• _Task prompt_
Copy down all of the data underneath, exactly as shown.

## begin Supplied records

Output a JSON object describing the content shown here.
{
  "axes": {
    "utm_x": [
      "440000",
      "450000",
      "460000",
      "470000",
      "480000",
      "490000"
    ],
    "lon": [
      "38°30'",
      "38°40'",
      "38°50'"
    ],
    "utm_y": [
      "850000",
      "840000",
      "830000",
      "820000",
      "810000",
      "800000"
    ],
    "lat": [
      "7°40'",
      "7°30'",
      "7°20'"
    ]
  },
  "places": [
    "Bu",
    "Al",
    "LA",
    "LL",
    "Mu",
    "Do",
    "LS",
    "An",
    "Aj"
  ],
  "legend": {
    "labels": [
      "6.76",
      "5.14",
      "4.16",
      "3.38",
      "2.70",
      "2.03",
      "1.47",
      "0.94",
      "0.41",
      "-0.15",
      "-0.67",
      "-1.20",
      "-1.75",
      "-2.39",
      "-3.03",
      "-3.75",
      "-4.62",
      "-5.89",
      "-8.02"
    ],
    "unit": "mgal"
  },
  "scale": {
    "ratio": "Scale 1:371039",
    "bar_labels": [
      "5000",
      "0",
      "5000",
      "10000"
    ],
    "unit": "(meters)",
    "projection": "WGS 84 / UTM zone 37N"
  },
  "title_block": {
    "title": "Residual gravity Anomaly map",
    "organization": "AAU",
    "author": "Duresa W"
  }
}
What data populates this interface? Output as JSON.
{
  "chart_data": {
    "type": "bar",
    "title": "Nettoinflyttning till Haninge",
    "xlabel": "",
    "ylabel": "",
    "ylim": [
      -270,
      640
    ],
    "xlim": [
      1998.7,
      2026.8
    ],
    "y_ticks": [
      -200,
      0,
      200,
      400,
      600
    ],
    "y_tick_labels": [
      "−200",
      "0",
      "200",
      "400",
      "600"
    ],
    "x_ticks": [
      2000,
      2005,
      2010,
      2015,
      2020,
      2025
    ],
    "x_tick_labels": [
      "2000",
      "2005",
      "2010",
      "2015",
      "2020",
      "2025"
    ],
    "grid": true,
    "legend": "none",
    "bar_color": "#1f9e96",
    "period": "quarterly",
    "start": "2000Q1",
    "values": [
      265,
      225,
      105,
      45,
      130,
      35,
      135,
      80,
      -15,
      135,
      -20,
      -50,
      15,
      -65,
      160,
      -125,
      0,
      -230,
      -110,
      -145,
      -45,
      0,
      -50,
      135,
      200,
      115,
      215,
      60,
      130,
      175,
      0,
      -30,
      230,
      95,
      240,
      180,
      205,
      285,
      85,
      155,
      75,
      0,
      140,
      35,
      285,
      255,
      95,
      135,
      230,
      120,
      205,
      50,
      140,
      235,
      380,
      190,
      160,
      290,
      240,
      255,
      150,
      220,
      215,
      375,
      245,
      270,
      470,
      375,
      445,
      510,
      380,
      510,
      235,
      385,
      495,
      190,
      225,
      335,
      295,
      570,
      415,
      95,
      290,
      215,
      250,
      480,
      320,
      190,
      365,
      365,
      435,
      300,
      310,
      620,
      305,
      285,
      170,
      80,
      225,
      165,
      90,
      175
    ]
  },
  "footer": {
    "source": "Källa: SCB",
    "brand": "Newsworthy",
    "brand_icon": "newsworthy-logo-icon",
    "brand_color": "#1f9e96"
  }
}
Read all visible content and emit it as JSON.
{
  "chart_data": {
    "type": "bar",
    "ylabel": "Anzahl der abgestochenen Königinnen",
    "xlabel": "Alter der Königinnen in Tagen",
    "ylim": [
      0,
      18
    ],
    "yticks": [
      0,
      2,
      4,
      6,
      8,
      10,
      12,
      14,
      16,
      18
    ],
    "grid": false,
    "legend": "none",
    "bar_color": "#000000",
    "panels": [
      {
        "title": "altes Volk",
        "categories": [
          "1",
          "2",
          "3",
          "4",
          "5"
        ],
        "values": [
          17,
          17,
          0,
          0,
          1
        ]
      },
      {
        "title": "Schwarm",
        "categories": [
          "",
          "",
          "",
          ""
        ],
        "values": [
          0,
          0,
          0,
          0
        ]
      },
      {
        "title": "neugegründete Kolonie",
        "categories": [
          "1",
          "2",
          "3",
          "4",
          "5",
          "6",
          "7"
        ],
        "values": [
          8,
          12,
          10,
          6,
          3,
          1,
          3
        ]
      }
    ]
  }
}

## end Supplied records

• _Answer in full_
Output a JSON object describing the content shown here.
{
  "axes": {
    "utm_x": [
      "440000",
      "450000",
      "460000",
      "470000",
      "480000",
      "490000"
    ],
    "lon": [
      "38°30'",
      "38°40'",
      "38°50'"
    ],
    "utm_y": [
      "850000",
      "840000",
      "830000",
      "820000",
      "810000",
      "800000"
    ],
    "lat": [
      "7°40'",
      "7°30'",
      "7°20'"
    ]
  },
  "places": [
    "Bu",
    "Al",
    "LA",
    "LL",
    "Mu",
    "Do",
    "LS",
    "An",
    "Aj"
  ],
  "legend": {
    "labels": [
      "6.76",
      "5.14",
      "4.16",
      "3.38",
      "2.70",
      "2.03",
      "1.47",
      "0.94",
      "0.41",
      "-0.15",
      "-0.67",
      "-1.20",
      "-1.75",
      "-2.39",
      "-3.03",
      "-3.75",
      "-4.62",
      "-5.89",
      "-8.02"
    ],
    "unit": "mgal"
  },
  "scale": {
    "ratio": "Scale 1:371039",
    "bar_labels": [
      "5000",
      "0",
      "5000",
      "10000"
    ],
    "unit": "(meters)",
    "projection": "WGS 84 / UTM zone 37N"
  },
  "title_block": {
    "title": "Residual gravity Anomaly map",
    "organization": "AAU",
    "author": "Duresa W"
  }
}
What data populates this interface? Output as JSON.
{
  "chart_data": {
    "type": "bar",
    "title": "Nettoinflyttning till Haninge",
    "xlabel": "",
    "ylabel": "",
    "ylim": [
      -270,
      640
    ],
    "xlim": [
      1998.7,
      2026.8
    ],
    "y_ticks": [
      -200,
      0,
      200,
      400,
      600
    ],
    "y_tick_labels": [
      "−200",
      "0",
      "200",
      "400",
      "600"
    ],
    "x_ticks": [
      2000,
      2005,
      2010,
      2015,
      2020,
      2025
    ],
    "x_tick_labels": [
      "2000",
      "2005",
      "2010",
      "2015",
      "2020",
      "2025"
    ],
    "grid": true,
    "legend": "none",
    "bar_color": "#1f9e96",
    "period": "quarterly",
    "start": "2000Q1",
    "values": [
      265,
      225,
      105,
      45,
      130,
      35,
      135,
      80,
      -15,
      135,
      -20,
      -50,
      15,
      -65,
      160,
      -125,
      0,
      -230,
      -110,
      -145,
      -45,
      0,
      -50,
      135,
      200,
      115,
      215,
      60,
      130,
      175,
      0,
      -30,
      230,
      95,
      240,
      180,
      205,
      285,
      85,
      155,
      75,
      0,
      140,
      35,
      285,
      255,
      95,
      135,
      230,
      120,
      205,
      50,
      140,
      235,
      380,
      190,
      160,
      290,
      240,
      255,
      150,
      220,
      215,
      375,
      245,
      270,
      470,
      375,
      445,
      510,
      380,
      510,
      235,
      385,
      495,
      190,
      225,
      335,
      295,
      570,
      415,
      95,
      290,
      215,
      250,
      480,
      320,
      190,
      365,
      365,
      435,
      300,
      310,
      620,
      305,
      285,
      170,
      80,
      225,
      165,
      90,
      175
    ]
  },
  "footer": {
    "source": "Källa: SCB",
    "brand": "Newsworthy",
    "brand_icon": "newsworthy-logo-icon",
    "brand_color": "#1f9e96"
  }
}
Read all visible content and emit it as JSON.
{
  "chart_data": {
    "type": "bar",
    "ylabel": "Anzahl der abgestochenen Königinnen",
    "xlabel": "Alter der Königinnen in Tagen",
    "ylim": [
      0,
      18
    ],
    "yticks": [
      0,
      2,
      4,
      6,
      8,
      10,
      12,
      14,
      16,
      18
    ],
    "grid": false,
    "legend": "none",
    "bar_color": "#000000",
    "panels": [
      {
        "title": "altes Volk",
        "categories": [
          "1",
          "2",
          "3",
          "4",
          "5"
        ],
        "values": [
          17,
          17,
          0,
          0,
          1
        ]
      },
      {
        "title": "Schwarm",
        "categories": [
          "",
          "",
          "",
          ""
        ],
        "values": [
          0,
          0,
          0,
          0
        ]
      },
      {
        "title": "neugegründete Kolonie",
        "categories": [
          "1",
          "2",
          "3",
          "4",
          "5",
          "6",
          "7"
        ],
        "values": [
          8,
          12,
          10,
          6,
          3,
          1,
          3
        ]
      }
    ]
  }
}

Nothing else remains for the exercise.